### [TASK REQUIREMENTS]
Exactly as written, please set down all of the entries again, with no pictures.

Figure contents as structured data
************

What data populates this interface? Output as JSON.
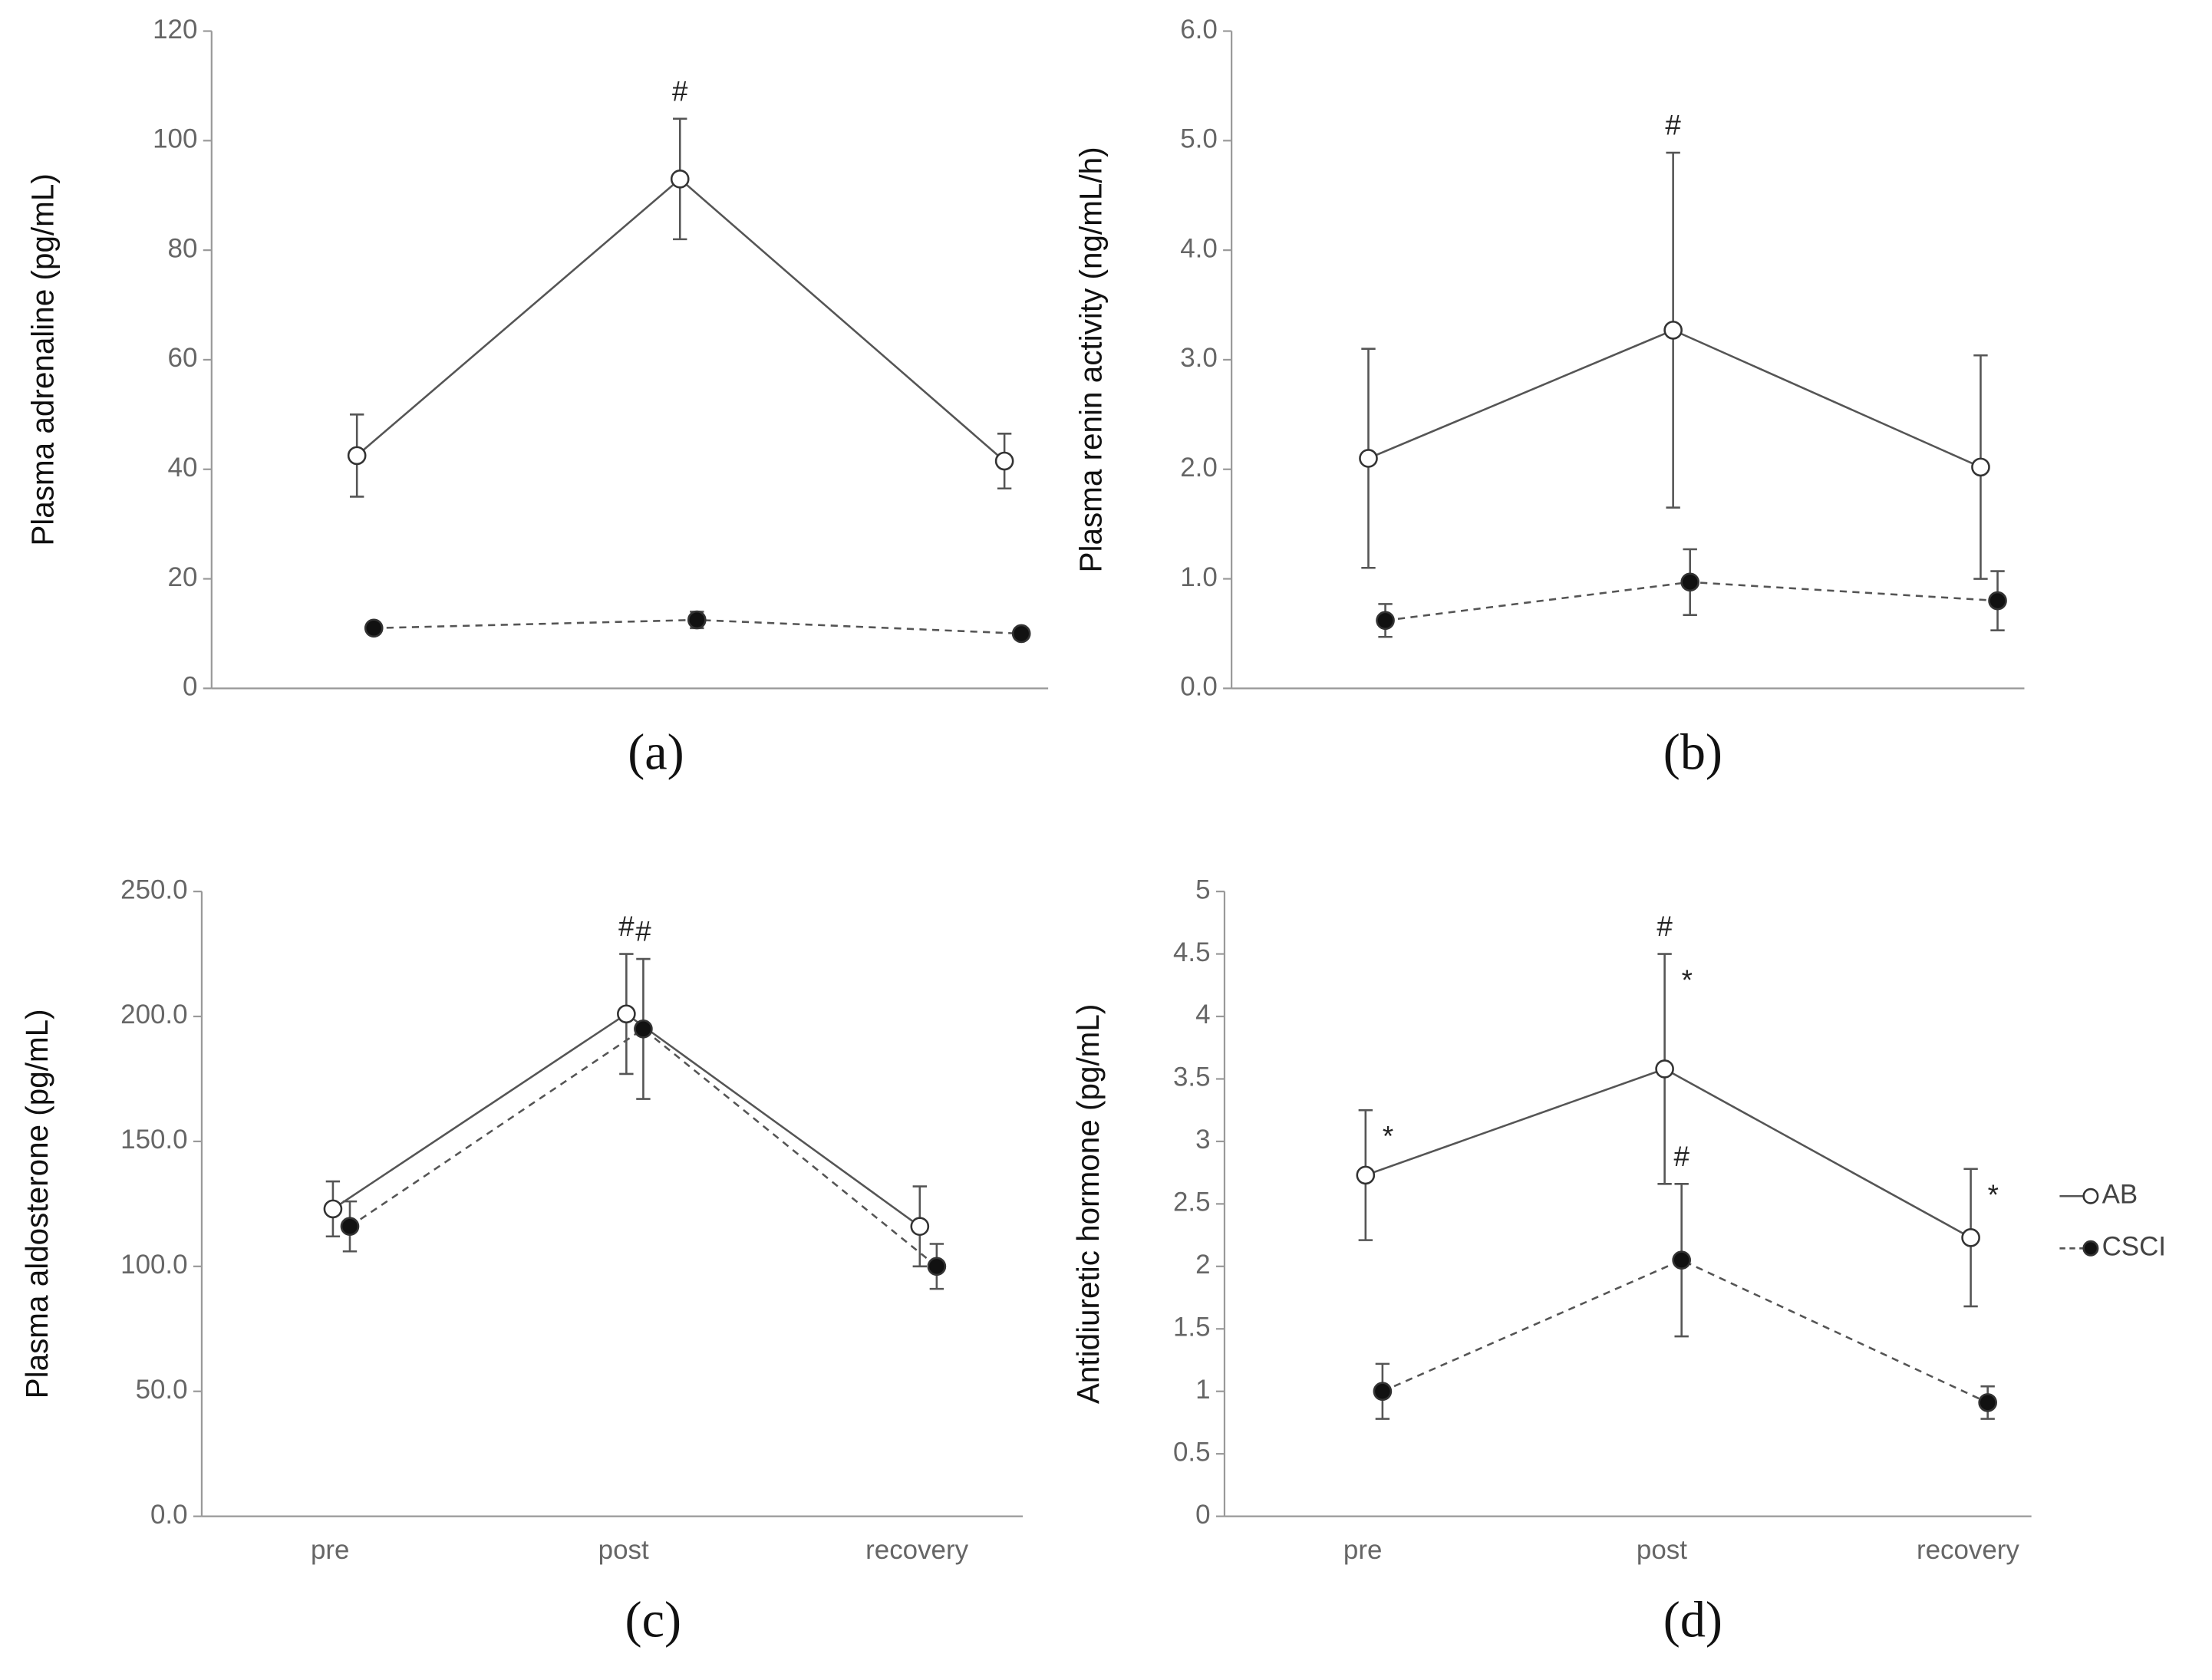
{
  "chart_data": [
    {
      "type": "line",
      "caption": "(a)",
      "ylabel": "Plasma  adrenaline (pg/mL)",
      "categories": [
        null,
        null,
        null
      ],
      "ylim": [
        0,
        120
      ],
      "yticks": [
        0,
        20,
        40,
        60,
        80,
        100,
        120
      ],
      "series": [
        {
          "color": "#555555",
          "marker": "open",
          "dashed": false,
          "values": [
            42.5,
            93,
            41.5
          ],
          "errors": [
            7.5,
            11,
            5
          ]
        },
        {
          "color": "#555555",
          "marker": "filled",
          "dashed": true,
          "values": [
            11,
            12.5,
            10
          ],
          "errors": [
            1,
            1.5,
            0.5
          ]
        }
      ],
      "annotations": [
        {
          "text": "#",
          "series": 0,
          "index": 1,
          "position": "above"
        }
      ]
    },
    {
      "type": "line",
      "caption": "(b)",
      "ylabel": "Plasma  renin activity (ng/mL/h)",
      "categories": [
        null,
        null,
        null
      ],
      "ylim": [
        0,
        6
      ],
      "yticks": [
        {
          "value": 0,
          "label": "0.0"
        },
        {
          "value": 1,
          "label": "1.0"
        },
        {
          "value": 2,
          "label": "2.0"
        },
        {
          "value": 3,
          "label": "3.0"
        },
        {
          "value": 4,
          "label": "4.0"
        },
        {
          "value": 5,
          "label": "5.0"
        },
        {
          "value": 6,
          "label": "6.0"
        }
      ],
      "series": [
        {
          "color": "#555555",
          "marker": "open",
          "dashed": false,
          "values": [
            2.1,
            3.27,
            2.02
          ],
          "errors": [
            1.0,
            1.62,
            1.02
          ]
        },
        {
          "color": "#555555",
          "marker": "filled",
          "dashed": true,
          "values": [
            0.62,
            0.97,
            0.8
          ],
          "errors": [
            0.15,
            0.3,
            0.27
          ]
        }
      ],
      "annotations": [
        {
          "text": "#",
          "series": 0,
          "index": 1,
          "position": "above"
        }
      ]
    },
    {
      "type": "line",
      "caption": "(c)",
      "ylabel": "Plasma  aldosterone (pg/mL)",
      "categories": [
        "pre",
        "post",
        "recovery"
      ],
      "ylim": [
        0,
        250
      ],
      "yticks": [
        {
          "value": 0,
          "label": "0.0"
        },
        {
          "value": 50,
          "label": "50.0"
        },
        {
          "value": 100,
          "label": "100.0"
        },
        {
          "value": 150,
          "label": "150.0"
        },
        {
          "value": 200,
          "label": "200.0"
        },
        {
          "value": 250,
          "label": "250.0"
        }
      ],
      "series": [
        {
          "color": "#555555",
          "marker": "open",
          "dashed": false,
          "values": [
            123,
            201,
            116
          ],
          "errors": [
            11,
            24,
            16
          ]
        },
        {
          "color": "#555555",
          "marker": "filled",
          "dashed": true,
          "values": [
            116,
            195,
            100
          ],
          "errors": [
            10,
            28,
            9
          ]
        }
      ],
      "annotations": [
        {
          "text": "#",
          "series": 0,
          "index": 1,
          "position": "above"
        },
        {
          "text": "#",
          "series": 1,
          "index": 1,
          "position": "above"
        }
      ]
    },
    {
      "type": "line",
      "caption": "(d)",
      "ylabel": "Antidiuretic hormone (pg/mL)",
      "categories": [
        "pre",
        "post",
        "recovery"
      ],
      "ylim": [
        0,
        5
      ],
      "yticks": [
        0,
        0.5,
        1,
        1.5,
        2,
        2.5,
        3,
        3.5,
        4,
        4.5,
        5
      ],
      "series": [
        {
          "name": "AB",
          "color": "#555555",
          "marker": "open",
          "dashed": false,
          "values": [
            2.73,
            3.58,
            2.23
          ],
          "errors": [
            0.52,
            0.92,
            0.55
          ]
        },
        {
          "name": "CSCI",
          "color": "#555555",
          "marker": "filled",
          "dashed": true,
          "values": [
            1.0,
            2.05,
            0.91
          ],
          "errors": [
            0.22,
            0.61,
            0.13
          ]
        }
      ],
      "annotations": [
        {
          "text": "*",
          "series": 0,
          "index": 0,
          "position": "right"
        },
        {
          "text": "#",
          "series": 0,
          "index": 1,
          "position": "above"
        },
        {
          "text": "*",
          "series": 0,
          "index": 1,
          "position": "right"
        },
        {
          "text": "*",
          "series": 0,
          "index": 2,
          "position": "right"
        },
        {
          "text": "#",
          "series": 1,
          "index": 1,
          "position": "above"
        }
      ],
      "legend": "right"
    }
  ]
}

************

### [REPLY]
What data populates this interface? Output as JSON.
{
  "chart_data": [
    {
      "type": "line",
      "caption": "(a)",
      "ylabel": "Plasma  adrenaline (pg/mL)",
      "categories": [
        null,
        null,
        null
      ],
      "ylim": [
        0,
        120
      ],
      "yticks": [
        0,
        20,
        40,
        60,
        80,
        100,
        120
      ],
      "series": [
        {
          "color": "#555555",
          "marker": "open",
          "dashed": false,
          "values": [
            42.5,
            93,
            41.5
          ],
          "errors": [
            7.5,
            11,
            5
          ]
        },
        {
          "color": "#555555",
          "marker": "filled",
          "dashed": true,
          "values": [
            11,
            12.5,
            10
          ],
          "errors": [
            1,
            1.5,
            0.5
          ]
        }
      ],
      "annotations": [
        {
          "text": "#",
          "series": 0,
          "index": 1,
          "position": "above"
        }
      ]
    },
    {
      "type": "line",
      "caption": "(b)",
      "ylabel": "Plasma  renin activity (ng/mL/h)",
      "categories": [
        null,
        null,
        null
      ],
      "ylim": [
        0,
        6
      ],
      "yticks": [
        {
          "value": 0,
          "label": "0.0"
        },
        {
          "value": 1,
          "label": "1.0"
        },
        {
          "value": 2,
          "label": "2.0"
        },
        {
          "value": 3,
          "label": "3.0"
        },
        {
          "value": 4,
          "label": "4.0"
        },
        {
          "value": 5,
          "label": "5.0"
        },
        {
          "value": 6,
          "label": "6.0"
        }
      ],
      "series": [
        {
          "color": "#555555",
          "marker": "open",
          "dashed": false,
          "values": [
            2.1,
            3.27,
            2.02
          ],
          "errors": [
            1.0,
            1.62,
            1.02
          ]
        },
        {
          "color": "#555555",
          "marker": "filled",
          "dashed": true,
          "values": [
            0.62,
            0.97,
            0.8
          ],
          "errors": [
            0.15,
            0.3,
            0.27
          ]
        }
      ],
      "annotations": [
        {
          "text": "#",
          "series": 0,
          "index": 1,
          "position": "above"
        }
      ]
    },
    {
      "type": "line",
      "caption": "(c)",
      "ylabel": "Plasma  aldosterone (pg/mL)",
      "categories": [
        "pre",
        "post",
        "recovery"
      ],
      "ylim": [
        0,
        250
      ],
      "yticks": [
        {
          "value": 0,
          "label": "0.0"
        },
        {
          "value": 50,
          "label": "50.0"
        },
        {
          "value": 100,
          "label": "100.0"
        },
        {
          "value": 150,
          "label": "150.0"
        },
        {
          "value": 200,
          "label": "200.0"
        },
        {
          "value": 250,
          "label": "250.0"
        }
      ],
      "series": [
        {
          "color": "#555555",
          "marker": "open",
          "dashed": false,
          "values": [
            123,
            201,
            116
          ],
          "errors": [
            11,
            24,
            16
          ]
        },
        {
          "color": "#555555",
          "marker": "filled",
          "dashed": true,
          "values": [
            116,
            195,
            100
          ],
          "errors": [
            10,
            28,
            9
          ]
        }
      ],
      "annotations": [
        {
          "text": "#",
          "series": 0,
          "index": 1,
          "position": "above"
        },
        {
          "text": "#",
          "series": 1,
          "index": 1,
          "position": "above"
        }
      ]
    },
    {
      "type": "line",
      "caption": "(d)",
      "ylabel": "Antidiuretic hormone (pg/mL)",
      "categories": [
        "pre",
        "post",
        "recovery"
      ],
      "ylim": [
        0,
        5
      ],
      "yticks": [
        0,
        0.5,
        1,
        1.5,
        2,
        2.5,
        3,
        3.5,
        4,
        4.5,
        5
      ],
      "series": [
        {
          "name": "AB",
          "color": "#555555",
          "marker": "open",
          "dashed": false,
          "values": [
            2.73,
            3.58,
            2.23
          ],
          "errors": [
            0.52,
            0.92,
            0.55
          ]
        },
        {
          "name": "CSCI",
          "color": "#555555",
          "marker": "filled",
          "dashed": true,
          "values": [
            1.0,
            2.05,
            0.91
          ],
          "errors": [
            0.22,
            0.61,
            0.13
          ]
        }
      ],
      "annotations": [
        {
          "text": "*",
          "series": 0,
          "index": 0,
          "position": "right"
        },
        {
          "text": "#",
          "series": 0,
          "index": 1,
          "position": "above"
        },
        {
          "text": "*",
          "series": 0,
          "index": 1,
          "position": "right"
        },
        {
          "text": "*",
          "series": 0,
          "index": 2,
          "position": "right"
        },
        {
          "text": "#",
          "series": 1,
          "index": 1,
          "position": "above"
        }
      ],
      "legend": "right"
    }
  ]
}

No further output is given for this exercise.